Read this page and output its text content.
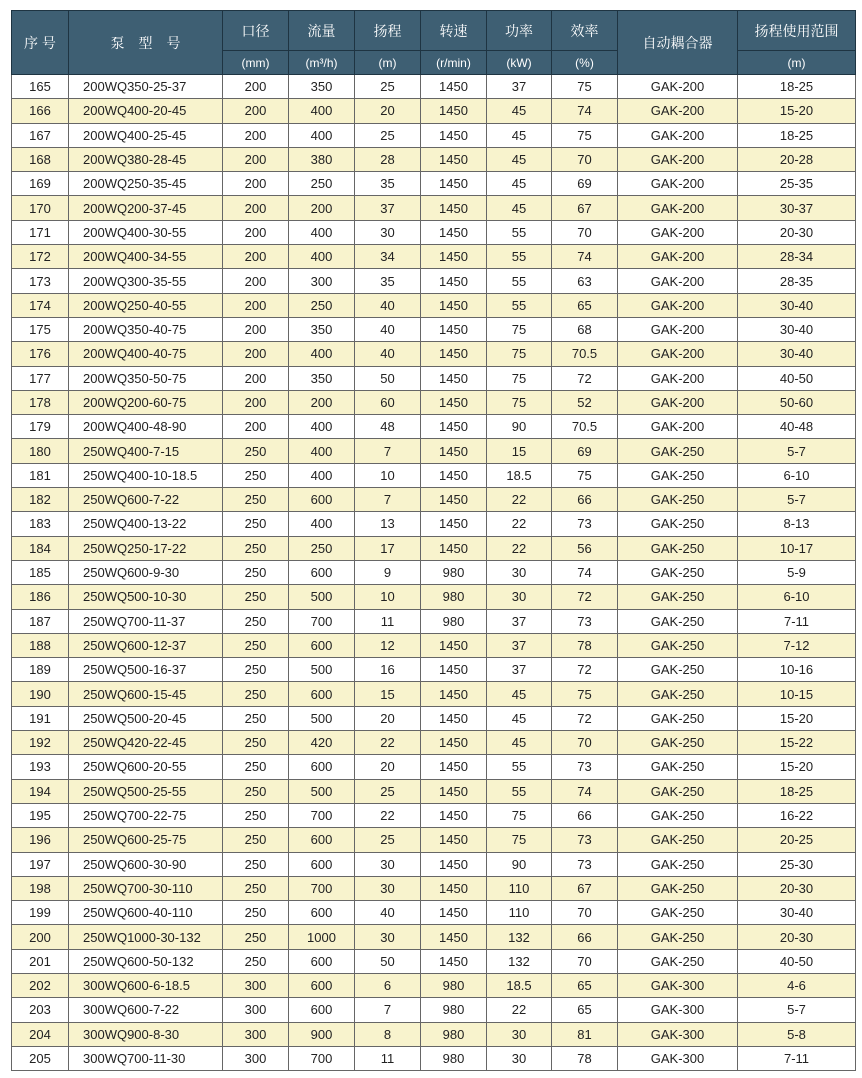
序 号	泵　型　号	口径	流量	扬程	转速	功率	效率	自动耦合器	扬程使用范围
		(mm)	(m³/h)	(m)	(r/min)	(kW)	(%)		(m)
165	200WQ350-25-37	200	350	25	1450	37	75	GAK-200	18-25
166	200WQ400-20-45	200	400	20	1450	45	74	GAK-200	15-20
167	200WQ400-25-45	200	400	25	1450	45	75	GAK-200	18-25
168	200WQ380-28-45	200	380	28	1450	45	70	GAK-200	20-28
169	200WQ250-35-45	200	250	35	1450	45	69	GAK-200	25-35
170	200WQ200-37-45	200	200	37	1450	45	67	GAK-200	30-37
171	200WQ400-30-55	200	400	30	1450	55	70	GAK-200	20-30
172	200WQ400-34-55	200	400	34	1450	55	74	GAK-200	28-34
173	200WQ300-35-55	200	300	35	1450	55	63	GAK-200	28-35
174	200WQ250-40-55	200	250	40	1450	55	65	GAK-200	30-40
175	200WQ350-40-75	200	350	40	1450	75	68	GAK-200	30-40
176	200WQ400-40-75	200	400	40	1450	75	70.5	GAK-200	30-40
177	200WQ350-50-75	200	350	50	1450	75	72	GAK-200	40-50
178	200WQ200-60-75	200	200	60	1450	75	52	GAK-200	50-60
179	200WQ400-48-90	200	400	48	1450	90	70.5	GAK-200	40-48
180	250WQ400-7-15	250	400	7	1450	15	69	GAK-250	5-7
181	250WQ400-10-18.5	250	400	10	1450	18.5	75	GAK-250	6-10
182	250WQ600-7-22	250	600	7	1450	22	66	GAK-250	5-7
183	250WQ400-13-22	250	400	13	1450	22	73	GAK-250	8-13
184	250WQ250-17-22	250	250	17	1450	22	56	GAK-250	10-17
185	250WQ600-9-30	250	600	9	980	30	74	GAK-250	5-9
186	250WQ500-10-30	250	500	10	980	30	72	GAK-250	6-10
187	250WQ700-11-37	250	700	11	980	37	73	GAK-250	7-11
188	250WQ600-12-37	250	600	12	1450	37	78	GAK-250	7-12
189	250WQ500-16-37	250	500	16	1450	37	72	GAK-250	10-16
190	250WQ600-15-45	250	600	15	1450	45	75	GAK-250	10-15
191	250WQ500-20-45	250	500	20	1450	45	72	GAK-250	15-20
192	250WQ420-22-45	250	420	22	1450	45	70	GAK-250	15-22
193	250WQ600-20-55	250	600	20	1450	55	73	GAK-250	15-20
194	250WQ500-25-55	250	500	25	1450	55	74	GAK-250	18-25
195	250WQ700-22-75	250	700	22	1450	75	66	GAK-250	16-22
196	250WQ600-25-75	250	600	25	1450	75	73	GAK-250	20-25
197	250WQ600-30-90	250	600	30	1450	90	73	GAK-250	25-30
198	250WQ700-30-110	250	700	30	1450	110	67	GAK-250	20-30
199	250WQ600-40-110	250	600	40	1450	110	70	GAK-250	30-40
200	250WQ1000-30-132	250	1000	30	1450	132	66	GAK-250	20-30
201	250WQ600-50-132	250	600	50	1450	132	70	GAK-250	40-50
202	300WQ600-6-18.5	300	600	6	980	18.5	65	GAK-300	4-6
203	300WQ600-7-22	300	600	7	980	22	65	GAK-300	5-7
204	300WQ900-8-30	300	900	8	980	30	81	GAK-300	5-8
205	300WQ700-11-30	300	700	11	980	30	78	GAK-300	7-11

^^^^^^^^^^^^^^^^

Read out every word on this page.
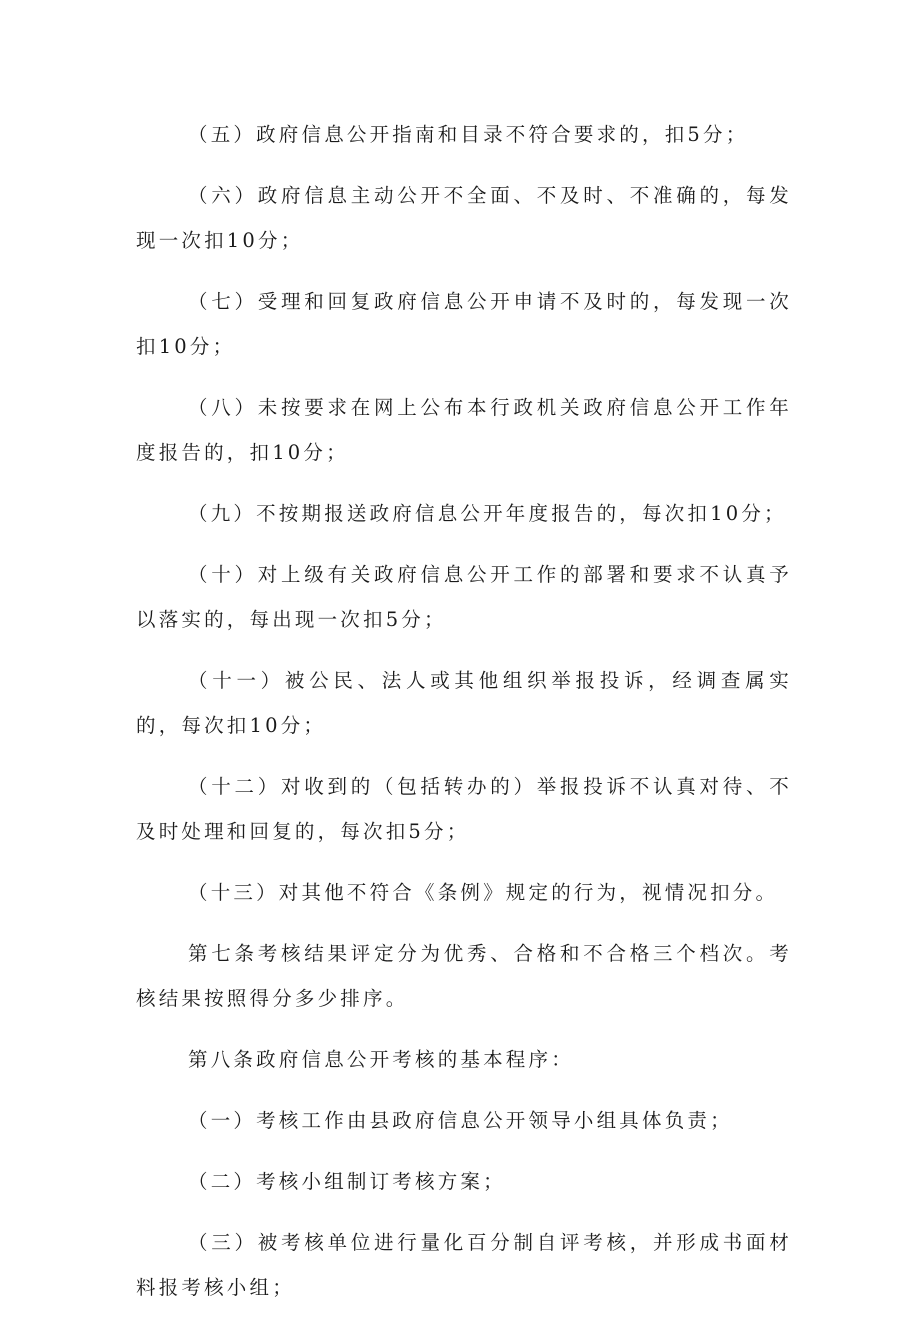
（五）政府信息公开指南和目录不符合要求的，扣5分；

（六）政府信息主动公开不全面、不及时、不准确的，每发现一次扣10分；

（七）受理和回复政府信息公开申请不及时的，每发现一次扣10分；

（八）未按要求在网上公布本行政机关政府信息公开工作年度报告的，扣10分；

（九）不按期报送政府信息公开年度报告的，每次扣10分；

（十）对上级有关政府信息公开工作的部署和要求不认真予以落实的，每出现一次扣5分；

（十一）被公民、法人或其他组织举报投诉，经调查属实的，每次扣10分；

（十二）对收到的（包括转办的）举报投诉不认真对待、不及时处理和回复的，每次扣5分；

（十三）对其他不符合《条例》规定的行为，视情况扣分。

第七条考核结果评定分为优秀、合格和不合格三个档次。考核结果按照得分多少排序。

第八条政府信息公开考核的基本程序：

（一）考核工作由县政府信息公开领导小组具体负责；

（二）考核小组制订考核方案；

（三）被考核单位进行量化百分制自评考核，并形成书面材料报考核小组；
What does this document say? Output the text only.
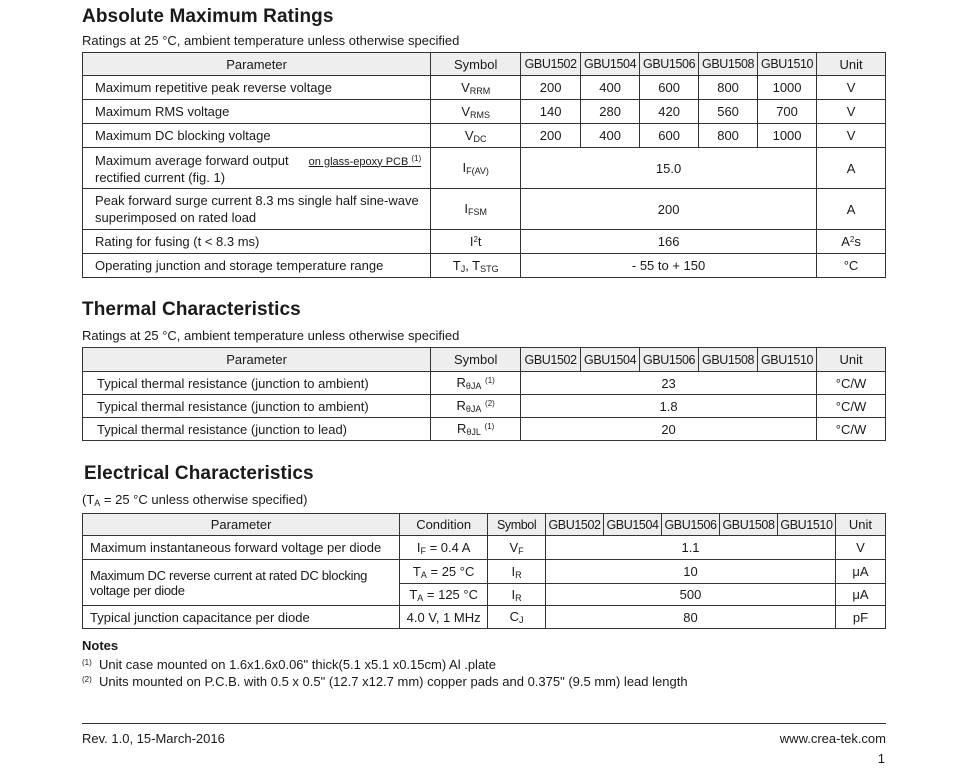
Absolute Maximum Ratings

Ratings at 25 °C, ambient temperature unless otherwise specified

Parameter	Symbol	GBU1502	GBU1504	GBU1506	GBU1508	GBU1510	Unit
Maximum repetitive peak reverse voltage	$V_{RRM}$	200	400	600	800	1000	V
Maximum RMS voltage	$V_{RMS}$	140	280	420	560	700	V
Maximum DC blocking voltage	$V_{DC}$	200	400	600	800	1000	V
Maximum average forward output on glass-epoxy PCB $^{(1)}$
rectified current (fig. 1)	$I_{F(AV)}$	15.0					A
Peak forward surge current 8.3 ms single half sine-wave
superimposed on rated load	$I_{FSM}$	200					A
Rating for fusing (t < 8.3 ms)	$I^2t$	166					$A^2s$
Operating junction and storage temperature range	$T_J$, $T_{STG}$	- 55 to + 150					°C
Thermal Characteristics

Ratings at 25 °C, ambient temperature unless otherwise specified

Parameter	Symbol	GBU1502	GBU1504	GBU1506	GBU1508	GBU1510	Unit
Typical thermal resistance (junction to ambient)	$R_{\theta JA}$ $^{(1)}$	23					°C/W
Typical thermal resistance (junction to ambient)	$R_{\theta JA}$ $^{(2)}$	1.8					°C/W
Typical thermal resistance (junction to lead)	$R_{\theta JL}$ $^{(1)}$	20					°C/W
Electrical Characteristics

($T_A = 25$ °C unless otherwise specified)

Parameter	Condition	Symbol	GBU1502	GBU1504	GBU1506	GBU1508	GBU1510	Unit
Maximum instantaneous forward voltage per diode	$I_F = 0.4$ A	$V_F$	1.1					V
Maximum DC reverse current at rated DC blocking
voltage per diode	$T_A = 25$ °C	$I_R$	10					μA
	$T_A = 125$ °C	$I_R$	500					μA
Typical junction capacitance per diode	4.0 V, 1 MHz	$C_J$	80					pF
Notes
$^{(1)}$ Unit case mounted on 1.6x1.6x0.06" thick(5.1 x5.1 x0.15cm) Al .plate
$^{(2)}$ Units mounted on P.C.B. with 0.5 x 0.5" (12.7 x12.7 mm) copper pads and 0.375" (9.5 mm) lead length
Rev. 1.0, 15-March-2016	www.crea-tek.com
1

^^^^^^^^^^^^^^^^

- _EXERCISE TASK_: Search the material above for "mounted". Pull out each line where it shows up.

- _WRITTEN ANSWER_:
$^{(1)}$ Unit case mounted on 1.6x1.6x0.06" thick(5.1 x5.1 x0.15cm) Al .plate
$^{(2)}$ Units mounted on P.C.B. with 0.5 x 0.5" (12.7 x12.7 mm) copper pads and 0.375" (9.5 mm) lead length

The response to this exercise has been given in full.